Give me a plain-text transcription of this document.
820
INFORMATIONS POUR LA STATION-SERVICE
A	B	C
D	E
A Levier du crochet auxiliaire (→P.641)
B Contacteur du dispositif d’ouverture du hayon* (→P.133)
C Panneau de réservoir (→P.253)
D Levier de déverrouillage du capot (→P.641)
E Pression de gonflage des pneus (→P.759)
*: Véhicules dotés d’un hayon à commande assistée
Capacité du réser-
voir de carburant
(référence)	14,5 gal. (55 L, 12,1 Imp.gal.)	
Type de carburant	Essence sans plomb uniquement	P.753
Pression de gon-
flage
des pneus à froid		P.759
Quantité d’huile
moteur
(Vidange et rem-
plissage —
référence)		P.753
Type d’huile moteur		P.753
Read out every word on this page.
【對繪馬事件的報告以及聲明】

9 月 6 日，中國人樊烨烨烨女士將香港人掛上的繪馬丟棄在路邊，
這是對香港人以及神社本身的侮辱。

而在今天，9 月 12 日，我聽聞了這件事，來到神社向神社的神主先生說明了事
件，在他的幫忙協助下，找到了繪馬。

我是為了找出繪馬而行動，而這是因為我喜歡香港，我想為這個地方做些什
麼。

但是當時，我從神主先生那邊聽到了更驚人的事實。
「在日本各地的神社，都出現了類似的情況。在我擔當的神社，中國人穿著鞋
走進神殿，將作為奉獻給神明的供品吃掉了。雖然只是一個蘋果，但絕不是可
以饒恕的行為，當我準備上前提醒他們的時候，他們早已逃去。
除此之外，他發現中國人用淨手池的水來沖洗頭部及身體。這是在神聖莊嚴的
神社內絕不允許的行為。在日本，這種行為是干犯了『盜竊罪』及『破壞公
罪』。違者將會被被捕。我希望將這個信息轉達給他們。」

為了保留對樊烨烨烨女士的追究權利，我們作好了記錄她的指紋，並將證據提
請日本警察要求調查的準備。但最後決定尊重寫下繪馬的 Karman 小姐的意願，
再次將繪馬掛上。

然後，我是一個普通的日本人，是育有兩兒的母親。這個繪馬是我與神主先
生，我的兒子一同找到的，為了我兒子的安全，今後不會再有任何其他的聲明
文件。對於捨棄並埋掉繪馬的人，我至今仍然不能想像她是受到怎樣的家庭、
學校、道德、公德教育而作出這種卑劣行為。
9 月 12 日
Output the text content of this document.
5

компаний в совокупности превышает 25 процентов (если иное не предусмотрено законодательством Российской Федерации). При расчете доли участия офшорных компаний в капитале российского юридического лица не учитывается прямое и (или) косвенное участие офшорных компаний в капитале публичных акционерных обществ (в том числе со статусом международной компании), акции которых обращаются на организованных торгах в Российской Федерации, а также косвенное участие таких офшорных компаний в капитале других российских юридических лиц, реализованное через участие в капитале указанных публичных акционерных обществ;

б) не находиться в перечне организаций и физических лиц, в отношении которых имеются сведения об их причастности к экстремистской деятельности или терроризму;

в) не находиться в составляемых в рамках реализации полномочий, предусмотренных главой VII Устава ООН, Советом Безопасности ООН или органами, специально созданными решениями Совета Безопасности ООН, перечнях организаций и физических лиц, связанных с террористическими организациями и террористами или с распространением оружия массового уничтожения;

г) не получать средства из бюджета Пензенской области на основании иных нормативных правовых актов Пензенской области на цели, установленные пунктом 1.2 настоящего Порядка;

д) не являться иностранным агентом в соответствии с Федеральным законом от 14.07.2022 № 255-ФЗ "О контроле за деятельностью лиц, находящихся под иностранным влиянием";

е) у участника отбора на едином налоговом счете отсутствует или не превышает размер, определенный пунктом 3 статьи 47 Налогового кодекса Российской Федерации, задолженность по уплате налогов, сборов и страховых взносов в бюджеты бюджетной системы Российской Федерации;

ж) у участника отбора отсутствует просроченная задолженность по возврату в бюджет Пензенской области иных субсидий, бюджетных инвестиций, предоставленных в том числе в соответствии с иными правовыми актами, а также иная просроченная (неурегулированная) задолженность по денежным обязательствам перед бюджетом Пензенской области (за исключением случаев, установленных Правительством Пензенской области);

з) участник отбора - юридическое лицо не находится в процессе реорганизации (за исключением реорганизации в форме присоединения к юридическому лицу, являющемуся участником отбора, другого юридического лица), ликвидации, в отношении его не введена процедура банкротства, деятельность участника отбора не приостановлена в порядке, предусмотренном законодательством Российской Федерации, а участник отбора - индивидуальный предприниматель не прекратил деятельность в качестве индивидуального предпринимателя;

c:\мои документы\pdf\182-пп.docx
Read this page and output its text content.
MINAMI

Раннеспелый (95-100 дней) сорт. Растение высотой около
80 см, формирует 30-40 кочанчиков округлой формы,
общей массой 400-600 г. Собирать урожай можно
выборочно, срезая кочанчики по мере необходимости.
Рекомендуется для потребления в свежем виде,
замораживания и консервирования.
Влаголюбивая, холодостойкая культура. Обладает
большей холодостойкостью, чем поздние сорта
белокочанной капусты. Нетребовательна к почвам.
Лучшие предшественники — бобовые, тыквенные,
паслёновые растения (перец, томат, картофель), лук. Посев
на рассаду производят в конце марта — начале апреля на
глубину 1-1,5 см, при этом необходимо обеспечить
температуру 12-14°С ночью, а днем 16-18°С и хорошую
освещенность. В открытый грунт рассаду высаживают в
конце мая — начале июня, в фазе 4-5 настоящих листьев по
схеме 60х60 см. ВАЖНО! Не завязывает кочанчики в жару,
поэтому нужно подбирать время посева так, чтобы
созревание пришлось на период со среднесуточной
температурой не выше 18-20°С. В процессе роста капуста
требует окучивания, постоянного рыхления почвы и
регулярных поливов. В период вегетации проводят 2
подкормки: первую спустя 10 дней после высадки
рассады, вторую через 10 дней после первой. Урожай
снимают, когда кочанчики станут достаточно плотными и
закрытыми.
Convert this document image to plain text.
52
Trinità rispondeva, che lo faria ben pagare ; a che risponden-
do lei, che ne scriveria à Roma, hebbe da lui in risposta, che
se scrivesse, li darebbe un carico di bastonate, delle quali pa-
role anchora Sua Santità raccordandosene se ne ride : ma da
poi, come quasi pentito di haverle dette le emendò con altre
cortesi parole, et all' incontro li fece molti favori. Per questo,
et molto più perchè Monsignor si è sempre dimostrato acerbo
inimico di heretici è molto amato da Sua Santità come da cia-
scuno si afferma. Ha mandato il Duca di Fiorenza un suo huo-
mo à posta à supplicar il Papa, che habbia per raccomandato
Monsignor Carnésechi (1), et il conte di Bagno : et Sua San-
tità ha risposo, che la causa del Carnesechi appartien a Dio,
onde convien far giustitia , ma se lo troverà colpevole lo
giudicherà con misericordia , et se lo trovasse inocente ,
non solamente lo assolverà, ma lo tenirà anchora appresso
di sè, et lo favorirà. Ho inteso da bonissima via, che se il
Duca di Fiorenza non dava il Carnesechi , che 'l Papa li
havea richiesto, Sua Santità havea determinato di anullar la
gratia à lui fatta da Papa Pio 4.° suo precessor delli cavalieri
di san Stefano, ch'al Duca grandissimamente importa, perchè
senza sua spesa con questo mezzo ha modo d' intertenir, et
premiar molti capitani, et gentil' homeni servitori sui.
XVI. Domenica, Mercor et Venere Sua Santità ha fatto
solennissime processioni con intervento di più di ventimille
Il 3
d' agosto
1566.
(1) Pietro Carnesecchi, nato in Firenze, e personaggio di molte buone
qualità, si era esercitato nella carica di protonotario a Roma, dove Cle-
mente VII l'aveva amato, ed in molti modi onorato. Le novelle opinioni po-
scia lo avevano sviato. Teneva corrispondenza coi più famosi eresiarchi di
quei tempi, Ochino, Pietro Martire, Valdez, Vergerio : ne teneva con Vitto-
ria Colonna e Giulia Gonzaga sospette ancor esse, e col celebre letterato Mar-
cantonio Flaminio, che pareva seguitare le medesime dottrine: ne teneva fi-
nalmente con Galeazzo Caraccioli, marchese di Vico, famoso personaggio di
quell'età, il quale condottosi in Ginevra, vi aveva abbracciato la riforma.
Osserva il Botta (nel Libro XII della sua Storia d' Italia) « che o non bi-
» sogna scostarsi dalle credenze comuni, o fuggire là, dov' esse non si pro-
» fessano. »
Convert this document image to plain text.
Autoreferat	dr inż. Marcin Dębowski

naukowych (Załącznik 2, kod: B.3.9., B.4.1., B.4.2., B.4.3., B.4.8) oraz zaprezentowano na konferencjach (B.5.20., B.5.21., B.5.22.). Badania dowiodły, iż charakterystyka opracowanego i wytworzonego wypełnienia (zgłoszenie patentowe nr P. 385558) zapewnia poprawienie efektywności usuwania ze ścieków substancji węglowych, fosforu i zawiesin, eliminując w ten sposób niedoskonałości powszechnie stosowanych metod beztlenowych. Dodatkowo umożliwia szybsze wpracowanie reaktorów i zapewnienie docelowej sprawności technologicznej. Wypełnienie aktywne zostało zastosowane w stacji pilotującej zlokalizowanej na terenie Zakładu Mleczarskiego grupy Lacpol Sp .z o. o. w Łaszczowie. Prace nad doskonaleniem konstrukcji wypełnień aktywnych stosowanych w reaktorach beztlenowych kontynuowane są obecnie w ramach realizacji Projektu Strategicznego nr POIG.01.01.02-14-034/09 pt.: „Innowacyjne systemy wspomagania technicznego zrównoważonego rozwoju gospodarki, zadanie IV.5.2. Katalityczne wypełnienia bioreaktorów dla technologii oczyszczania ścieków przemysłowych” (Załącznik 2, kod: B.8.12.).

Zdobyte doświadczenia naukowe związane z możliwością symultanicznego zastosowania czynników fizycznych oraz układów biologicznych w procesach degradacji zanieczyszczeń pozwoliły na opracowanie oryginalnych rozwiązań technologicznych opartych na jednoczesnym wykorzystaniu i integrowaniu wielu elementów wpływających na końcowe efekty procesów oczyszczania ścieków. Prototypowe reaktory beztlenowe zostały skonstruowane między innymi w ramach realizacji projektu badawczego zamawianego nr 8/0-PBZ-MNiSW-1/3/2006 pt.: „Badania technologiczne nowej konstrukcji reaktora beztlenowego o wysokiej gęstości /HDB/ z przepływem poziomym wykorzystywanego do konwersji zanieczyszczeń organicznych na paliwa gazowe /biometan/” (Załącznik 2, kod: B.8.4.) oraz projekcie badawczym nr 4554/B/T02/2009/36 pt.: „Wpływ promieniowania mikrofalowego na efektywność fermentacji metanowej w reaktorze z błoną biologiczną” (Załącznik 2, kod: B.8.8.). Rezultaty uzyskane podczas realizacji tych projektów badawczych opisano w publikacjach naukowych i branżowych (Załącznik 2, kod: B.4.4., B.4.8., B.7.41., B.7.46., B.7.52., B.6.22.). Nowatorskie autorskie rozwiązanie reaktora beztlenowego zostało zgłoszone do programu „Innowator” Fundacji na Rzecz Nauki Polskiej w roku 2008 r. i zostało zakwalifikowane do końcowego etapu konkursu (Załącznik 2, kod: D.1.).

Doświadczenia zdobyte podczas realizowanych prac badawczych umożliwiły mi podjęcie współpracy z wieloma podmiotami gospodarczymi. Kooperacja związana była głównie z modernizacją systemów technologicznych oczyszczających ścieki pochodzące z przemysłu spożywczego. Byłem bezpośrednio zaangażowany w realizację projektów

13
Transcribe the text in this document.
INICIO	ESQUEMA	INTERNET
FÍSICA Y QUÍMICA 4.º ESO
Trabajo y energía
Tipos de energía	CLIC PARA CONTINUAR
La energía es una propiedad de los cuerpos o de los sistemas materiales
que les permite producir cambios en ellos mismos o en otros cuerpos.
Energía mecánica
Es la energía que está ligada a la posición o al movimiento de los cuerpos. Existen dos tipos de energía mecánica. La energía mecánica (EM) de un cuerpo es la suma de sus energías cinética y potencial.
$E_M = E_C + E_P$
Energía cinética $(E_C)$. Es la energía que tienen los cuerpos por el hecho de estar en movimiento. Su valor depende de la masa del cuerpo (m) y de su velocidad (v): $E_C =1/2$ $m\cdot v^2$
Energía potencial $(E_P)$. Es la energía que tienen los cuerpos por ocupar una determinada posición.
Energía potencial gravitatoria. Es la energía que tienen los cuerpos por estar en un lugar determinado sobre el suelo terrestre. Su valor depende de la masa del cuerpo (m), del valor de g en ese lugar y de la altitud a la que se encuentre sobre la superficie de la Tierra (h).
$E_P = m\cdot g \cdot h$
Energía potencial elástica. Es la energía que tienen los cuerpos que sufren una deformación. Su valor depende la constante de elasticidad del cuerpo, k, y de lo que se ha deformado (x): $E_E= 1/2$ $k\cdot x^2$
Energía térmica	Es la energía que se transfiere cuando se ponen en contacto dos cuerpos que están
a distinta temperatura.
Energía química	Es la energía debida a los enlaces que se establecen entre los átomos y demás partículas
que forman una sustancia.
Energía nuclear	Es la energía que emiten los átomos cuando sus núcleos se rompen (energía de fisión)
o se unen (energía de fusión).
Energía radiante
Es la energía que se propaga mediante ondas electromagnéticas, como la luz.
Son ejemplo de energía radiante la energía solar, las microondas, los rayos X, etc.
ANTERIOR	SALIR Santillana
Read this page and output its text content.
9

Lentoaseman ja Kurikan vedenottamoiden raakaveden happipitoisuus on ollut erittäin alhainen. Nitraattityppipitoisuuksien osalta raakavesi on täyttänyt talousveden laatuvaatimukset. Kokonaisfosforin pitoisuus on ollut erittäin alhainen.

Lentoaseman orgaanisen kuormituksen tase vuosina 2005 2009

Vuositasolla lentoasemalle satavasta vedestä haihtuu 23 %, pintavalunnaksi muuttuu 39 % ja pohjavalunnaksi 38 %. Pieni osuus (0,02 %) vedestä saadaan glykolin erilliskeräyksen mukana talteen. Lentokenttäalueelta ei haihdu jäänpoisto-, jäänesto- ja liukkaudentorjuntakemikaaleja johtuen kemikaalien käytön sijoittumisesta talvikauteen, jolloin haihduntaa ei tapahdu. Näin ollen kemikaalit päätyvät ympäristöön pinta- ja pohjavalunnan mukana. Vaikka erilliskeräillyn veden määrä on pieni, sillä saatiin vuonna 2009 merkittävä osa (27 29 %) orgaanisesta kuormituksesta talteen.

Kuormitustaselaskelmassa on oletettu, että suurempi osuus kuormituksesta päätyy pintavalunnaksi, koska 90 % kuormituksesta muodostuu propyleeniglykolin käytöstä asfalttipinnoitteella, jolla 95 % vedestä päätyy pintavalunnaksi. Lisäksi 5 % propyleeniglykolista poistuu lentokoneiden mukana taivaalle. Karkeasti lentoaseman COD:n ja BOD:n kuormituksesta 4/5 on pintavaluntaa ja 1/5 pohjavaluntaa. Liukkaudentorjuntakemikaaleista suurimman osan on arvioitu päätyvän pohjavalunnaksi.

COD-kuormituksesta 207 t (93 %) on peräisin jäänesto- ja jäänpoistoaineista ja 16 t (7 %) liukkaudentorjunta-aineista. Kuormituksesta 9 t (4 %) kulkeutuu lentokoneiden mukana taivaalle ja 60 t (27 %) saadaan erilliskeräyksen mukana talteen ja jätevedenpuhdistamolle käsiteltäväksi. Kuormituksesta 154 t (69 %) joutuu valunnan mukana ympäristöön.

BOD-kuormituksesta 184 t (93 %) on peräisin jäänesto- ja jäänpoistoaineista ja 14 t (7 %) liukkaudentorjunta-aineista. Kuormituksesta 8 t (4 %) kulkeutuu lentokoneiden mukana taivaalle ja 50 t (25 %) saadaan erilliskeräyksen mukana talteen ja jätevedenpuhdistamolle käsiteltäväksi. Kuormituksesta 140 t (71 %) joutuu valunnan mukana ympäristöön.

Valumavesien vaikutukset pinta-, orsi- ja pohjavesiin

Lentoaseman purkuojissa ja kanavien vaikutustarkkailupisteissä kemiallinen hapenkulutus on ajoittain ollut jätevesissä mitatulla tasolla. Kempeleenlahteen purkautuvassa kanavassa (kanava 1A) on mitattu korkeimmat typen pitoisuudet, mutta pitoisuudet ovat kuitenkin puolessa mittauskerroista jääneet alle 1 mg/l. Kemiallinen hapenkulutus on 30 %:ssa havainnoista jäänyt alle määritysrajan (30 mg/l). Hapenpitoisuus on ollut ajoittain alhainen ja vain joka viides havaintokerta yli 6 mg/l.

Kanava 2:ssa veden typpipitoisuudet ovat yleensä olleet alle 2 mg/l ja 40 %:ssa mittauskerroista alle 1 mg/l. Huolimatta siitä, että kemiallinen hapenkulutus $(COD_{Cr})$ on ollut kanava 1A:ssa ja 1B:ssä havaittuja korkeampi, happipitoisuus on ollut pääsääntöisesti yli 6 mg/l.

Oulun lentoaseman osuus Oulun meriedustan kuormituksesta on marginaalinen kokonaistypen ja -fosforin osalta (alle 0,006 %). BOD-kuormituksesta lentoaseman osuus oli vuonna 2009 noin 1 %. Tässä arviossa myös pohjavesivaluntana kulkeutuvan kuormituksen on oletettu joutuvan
- - -
## Aim of the exercise:
List all lines where "référence" occurs.

## The completed task:
(référence)	14,5 gal. (55 L, 12,1 Imp.gal.)	
référence)		P.753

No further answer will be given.